What to do:
Return the data exactly, with all pictures removed.

Dataset entries
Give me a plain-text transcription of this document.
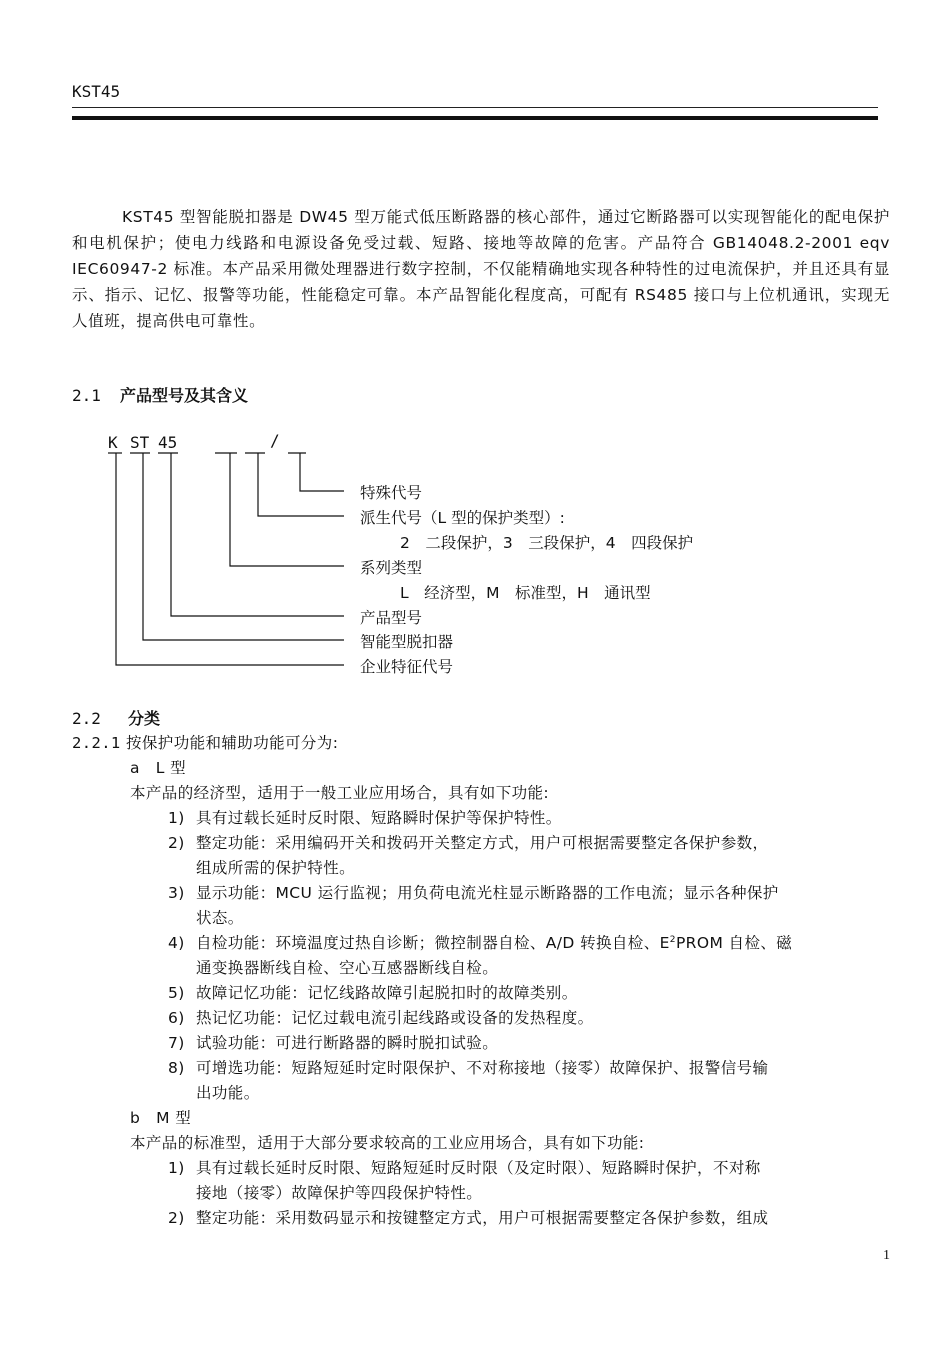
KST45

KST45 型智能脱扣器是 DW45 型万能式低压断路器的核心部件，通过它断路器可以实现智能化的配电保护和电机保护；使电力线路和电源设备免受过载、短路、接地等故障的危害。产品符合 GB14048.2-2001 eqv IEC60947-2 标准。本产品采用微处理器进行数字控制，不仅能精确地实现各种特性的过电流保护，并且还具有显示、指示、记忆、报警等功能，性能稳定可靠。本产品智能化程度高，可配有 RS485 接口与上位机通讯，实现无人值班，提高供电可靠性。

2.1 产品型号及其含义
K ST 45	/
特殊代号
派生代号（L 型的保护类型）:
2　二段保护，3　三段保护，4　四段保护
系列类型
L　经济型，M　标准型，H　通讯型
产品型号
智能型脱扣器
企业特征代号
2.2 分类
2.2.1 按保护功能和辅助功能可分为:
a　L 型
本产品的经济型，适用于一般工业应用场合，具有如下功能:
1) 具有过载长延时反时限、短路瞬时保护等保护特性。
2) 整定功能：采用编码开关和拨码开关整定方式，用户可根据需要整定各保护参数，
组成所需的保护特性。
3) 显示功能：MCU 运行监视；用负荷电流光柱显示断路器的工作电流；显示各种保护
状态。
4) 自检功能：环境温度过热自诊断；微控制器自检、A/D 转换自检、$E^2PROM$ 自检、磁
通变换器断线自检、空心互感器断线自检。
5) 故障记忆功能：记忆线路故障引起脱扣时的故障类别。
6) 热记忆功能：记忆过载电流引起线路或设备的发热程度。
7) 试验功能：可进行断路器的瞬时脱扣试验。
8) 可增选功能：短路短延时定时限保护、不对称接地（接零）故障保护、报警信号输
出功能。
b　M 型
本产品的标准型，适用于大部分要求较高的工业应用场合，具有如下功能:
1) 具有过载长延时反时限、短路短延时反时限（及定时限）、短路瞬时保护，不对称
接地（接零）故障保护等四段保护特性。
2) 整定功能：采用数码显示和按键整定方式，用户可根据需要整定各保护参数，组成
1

Task result:
Give me a plain-text transcription of this document.
KST45

KST45 型智能脱扣器是 DW45 型万能式低压断路器的核心部件，通过它断路器可以实现智能化的配电保护和电机保护；使电力线路和电源设备免受过载、短路、接地等故障的危害。产品符合 GB14048.2-2001 eqv IEC60947-2 标准。本产品采用微处理器进行数字控制，不仅能精确地实现各种特性的过电流保护，并且还具有显示、指示、记忆、报警等功能，性能稳定可靠。本产品智能化程度高，可配有 RS485 接口与上位机通讯，实现无人值班，提高供电可靠性。

2.1 产品型号及其含义
K ST 45	/
特殊代号
派生代号（L 型的保护类型）:
2　二段保护，3　三段保护，4　四段保护
系列类型
L　经济型，M　标准型，H　通讯型
产品型号
智能型脱扣器
企业特征代号
2.2 分类
2.2.1 按保护功能和辅助功能可分为:
a　L 型
本产品的经济型，适用于一般工业应用场合，具有如下功能:
1) 具有过载长延时反时限、短路瞬时保护等保护特性。
2) 整定功能：采用编码开关和拨码开关整定方式，用户可根据需要整定各保护参数，
组成所需的保护特性。
3) 显示功能：MCU 运行监视；用负荷电流光柱显示断路器的工作电流；显示各种保护
状态。
4) 自检功能：环境温度过热自诊断；微控制器自检、A/D 转换自检、$E^2PROM$ 自检、磁
通变换器断线自检、空心互感器断线自检。
5) 故障记忆功能：记忆线路故障引起脱扣时的故障类别。
6) 热记忆功能：记忆过载电流引起线路或设备的发热程度。
7) 试验功能：可进行断路器的瞬时脱扣试验。
8) 可增选功能：短路短延时定时限保护、不对称接地（接零）故障保护、报警信号输
出功能。
b　M 型
本产品的标准型，适用于大部分要求较高的工业应用场合，具有如下功能:
1) 具有过载长延时反时限、短路短延时反时限（及定时限）、短路瞬时保护，不对称
接地（接零）故障保护等四段保护特性。
2) 整定功能：采用数码显示和按键整定方式，用户可根据需要整定各保护参数，组成
1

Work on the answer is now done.